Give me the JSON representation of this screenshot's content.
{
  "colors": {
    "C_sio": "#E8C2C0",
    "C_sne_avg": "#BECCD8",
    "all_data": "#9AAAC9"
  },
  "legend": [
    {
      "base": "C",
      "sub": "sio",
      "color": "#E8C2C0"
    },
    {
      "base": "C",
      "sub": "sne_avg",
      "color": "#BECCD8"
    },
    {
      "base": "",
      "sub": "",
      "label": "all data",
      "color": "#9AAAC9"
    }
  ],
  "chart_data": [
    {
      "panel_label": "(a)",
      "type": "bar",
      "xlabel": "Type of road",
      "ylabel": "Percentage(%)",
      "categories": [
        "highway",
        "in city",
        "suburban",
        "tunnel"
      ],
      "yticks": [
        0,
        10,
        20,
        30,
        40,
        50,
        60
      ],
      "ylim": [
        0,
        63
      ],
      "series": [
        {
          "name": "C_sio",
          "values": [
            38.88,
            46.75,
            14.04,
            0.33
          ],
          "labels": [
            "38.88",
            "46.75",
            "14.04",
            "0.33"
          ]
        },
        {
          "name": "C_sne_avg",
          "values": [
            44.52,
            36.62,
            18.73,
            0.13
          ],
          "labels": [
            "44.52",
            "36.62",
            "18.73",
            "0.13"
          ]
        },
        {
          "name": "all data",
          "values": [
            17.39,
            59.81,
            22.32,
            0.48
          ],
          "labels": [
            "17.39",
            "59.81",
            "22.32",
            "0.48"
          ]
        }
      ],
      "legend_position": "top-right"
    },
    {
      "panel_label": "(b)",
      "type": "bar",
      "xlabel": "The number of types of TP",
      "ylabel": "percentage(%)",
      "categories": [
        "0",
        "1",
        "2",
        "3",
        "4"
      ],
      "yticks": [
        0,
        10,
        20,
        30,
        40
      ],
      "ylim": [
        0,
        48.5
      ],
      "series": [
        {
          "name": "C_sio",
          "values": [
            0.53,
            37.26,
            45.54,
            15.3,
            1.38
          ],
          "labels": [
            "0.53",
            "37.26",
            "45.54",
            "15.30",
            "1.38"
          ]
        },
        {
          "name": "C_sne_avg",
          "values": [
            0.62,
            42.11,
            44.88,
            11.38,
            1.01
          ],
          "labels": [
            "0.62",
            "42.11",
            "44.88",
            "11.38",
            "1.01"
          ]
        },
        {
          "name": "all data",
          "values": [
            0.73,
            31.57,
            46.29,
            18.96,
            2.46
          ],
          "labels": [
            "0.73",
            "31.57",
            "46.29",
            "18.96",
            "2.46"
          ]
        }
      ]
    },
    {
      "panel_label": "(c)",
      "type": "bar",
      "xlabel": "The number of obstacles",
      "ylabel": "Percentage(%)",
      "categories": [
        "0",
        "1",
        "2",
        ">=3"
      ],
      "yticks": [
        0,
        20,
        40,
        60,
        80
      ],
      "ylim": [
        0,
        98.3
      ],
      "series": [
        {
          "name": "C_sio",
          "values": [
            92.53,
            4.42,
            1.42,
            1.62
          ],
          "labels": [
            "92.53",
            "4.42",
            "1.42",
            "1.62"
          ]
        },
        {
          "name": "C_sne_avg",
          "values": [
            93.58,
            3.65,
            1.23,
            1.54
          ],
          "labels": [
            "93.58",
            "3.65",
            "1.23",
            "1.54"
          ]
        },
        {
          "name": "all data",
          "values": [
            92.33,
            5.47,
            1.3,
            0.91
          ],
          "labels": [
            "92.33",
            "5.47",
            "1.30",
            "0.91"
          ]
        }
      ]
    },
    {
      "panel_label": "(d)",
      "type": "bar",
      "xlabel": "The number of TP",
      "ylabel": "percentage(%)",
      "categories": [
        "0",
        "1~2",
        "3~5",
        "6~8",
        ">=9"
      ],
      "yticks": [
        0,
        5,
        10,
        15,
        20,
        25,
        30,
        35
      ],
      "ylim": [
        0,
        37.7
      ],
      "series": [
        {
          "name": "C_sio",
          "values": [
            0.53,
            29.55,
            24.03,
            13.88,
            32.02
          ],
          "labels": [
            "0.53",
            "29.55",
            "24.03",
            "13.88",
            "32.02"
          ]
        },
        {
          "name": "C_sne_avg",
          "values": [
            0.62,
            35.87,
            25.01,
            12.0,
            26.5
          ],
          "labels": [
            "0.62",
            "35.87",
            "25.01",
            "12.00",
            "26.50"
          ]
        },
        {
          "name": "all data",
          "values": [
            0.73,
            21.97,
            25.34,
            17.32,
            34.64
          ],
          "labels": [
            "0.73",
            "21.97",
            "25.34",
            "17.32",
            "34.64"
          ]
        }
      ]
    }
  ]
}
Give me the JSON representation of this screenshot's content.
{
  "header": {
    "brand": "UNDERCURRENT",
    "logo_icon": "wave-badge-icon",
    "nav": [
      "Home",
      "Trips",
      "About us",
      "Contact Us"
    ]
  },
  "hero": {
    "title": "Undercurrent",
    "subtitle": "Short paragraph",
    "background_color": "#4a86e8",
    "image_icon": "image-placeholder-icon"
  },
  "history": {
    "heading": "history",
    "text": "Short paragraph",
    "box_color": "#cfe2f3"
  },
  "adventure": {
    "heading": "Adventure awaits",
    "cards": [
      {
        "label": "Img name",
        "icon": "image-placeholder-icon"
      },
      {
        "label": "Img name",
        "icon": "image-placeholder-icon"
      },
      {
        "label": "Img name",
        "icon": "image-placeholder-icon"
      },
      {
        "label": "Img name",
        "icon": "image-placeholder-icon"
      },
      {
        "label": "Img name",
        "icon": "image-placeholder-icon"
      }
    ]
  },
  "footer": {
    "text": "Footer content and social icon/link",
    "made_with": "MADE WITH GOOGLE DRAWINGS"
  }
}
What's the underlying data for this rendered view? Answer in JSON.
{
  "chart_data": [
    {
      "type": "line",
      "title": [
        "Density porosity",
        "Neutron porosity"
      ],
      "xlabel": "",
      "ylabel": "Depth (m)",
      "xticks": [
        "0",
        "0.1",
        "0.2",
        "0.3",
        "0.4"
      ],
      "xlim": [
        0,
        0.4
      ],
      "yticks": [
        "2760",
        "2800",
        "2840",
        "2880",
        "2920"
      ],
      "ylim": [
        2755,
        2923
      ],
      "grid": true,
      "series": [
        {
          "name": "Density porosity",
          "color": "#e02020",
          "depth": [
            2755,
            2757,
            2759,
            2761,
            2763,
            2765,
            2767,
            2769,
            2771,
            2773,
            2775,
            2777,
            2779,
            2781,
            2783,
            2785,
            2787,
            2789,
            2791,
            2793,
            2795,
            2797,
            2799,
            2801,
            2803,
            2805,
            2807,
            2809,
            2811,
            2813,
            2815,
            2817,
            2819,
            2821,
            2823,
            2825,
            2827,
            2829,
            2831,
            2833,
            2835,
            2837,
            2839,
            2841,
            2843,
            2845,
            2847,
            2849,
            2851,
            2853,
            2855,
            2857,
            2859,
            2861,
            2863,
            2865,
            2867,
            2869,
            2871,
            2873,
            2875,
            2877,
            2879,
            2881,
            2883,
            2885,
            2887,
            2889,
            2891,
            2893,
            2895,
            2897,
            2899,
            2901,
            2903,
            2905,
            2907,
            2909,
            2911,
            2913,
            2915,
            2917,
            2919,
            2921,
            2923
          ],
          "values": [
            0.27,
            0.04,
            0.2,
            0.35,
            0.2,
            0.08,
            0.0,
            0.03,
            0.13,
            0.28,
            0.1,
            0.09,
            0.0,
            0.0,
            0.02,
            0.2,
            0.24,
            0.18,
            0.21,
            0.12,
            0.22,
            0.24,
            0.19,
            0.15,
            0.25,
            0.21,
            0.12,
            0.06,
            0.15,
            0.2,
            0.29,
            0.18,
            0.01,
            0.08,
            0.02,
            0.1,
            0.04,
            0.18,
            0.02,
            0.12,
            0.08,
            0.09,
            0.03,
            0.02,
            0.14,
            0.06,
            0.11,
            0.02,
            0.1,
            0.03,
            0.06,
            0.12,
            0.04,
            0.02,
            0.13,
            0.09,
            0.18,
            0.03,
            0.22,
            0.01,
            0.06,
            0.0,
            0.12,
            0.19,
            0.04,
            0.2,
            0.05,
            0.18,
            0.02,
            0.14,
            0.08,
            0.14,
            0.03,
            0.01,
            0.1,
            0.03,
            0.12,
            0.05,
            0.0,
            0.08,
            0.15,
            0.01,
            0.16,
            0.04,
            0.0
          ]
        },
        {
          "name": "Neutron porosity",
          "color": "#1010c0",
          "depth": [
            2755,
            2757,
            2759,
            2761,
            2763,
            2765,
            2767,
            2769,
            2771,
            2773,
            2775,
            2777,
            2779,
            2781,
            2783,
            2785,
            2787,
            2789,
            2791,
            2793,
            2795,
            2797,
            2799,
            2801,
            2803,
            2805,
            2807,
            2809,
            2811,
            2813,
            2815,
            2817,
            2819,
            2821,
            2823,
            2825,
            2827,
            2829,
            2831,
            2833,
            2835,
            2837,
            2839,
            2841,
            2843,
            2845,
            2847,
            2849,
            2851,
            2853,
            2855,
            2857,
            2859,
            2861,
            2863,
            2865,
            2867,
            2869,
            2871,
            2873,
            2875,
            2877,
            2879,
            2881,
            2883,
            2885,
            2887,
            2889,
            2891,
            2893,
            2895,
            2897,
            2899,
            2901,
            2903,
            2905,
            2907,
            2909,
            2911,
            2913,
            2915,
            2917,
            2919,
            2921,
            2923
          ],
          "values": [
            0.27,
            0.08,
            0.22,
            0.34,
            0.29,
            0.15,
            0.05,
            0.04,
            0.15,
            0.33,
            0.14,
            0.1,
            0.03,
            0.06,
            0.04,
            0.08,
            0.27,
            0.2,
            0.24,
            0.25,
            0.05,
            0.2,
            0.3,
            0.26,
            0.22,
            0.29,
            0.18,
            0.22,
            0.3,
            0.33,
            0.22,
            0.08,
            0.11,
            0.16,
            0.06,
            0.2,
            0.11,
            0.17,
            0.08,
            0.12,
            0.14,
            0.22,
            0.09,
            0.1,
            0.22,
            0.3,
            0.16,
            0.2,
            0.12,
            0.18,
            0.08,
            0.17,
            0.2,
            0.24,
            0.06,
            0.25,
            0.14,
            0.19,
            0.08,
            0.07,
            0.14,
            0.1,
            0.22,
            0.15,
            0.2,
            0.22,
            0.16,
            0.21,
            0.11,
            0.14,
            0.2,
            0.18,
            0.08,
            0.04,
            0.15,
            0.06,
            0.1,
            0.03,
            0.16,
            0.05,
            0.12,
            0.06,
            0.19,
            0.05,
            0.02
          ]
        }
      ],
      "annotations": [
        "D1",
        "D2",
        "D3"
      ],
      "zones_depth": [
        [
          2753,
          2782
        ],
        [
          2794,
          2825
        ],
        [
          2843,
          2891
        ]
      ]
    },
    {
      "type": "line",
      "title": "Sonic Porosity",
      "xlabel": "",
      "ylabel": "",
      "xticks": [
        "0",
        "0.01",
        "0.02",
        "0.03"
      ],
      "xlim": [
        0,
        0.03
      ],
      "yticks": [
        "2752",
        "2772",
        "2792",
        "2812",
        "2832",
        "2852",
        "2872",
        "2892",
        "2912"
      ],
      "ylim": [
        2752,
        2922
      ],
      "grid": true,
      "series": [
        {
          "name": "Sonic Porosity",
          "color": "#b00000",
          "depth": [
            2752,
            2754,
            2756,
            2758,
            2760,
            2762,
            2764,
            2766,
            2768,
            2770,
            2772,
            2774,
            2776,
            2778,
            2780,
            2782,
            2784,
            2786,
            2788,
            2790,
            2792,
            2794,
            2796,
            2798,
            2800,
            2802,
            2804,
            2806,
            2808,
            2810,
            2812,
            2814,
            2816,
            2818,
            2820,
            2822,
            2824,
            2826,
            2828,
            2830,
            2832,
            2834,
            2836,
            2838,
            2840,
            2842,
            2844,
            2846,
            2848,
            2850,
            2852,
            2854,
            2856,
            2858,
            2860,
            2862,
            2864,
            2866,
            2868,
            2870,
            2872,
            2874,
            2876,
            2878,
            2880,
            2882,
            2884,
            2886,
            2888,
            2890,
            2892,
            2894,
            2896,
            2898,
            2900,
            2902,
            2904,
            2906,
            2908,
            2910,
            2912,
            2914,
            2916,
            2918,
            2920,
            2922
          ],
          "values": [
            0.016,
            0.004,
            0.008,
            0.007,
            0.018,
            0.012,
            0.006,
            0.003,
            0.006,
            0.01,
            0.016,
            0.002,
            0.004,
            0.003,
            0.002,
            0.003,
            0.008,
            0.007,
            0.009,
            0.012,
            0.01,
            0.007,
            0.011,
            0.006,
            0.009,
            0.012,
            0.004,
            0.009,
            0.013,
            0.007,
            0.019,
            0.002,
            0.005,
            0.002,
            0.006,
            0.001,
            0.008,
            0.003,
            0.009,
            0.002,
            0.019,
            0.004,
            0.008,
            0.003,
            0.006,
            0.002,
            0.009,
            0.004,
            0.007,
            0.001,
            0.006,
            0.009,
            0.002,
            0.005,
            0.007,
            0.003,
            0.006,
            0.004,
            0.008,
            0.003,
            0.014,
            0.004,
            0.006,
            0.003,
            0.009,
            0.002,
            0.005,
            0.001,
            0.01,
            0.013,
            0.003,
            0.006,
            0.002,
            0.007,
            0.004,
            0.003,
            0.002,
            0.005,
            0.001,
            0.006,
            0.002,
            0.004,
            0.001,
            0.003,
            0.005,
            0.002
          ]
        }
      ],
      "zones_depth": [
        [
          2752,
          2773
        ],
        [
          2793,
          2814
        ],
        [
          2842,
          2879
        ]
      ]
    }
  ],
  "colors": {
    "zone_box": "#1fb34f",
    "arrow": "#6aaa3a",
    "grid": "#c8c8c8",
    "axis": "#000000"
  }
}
===============
What you need to do: List all lines above in which the string "paragraph" appears.

Output:
    "subtitle": "Short paragraph",
    "text": "Short paragraph",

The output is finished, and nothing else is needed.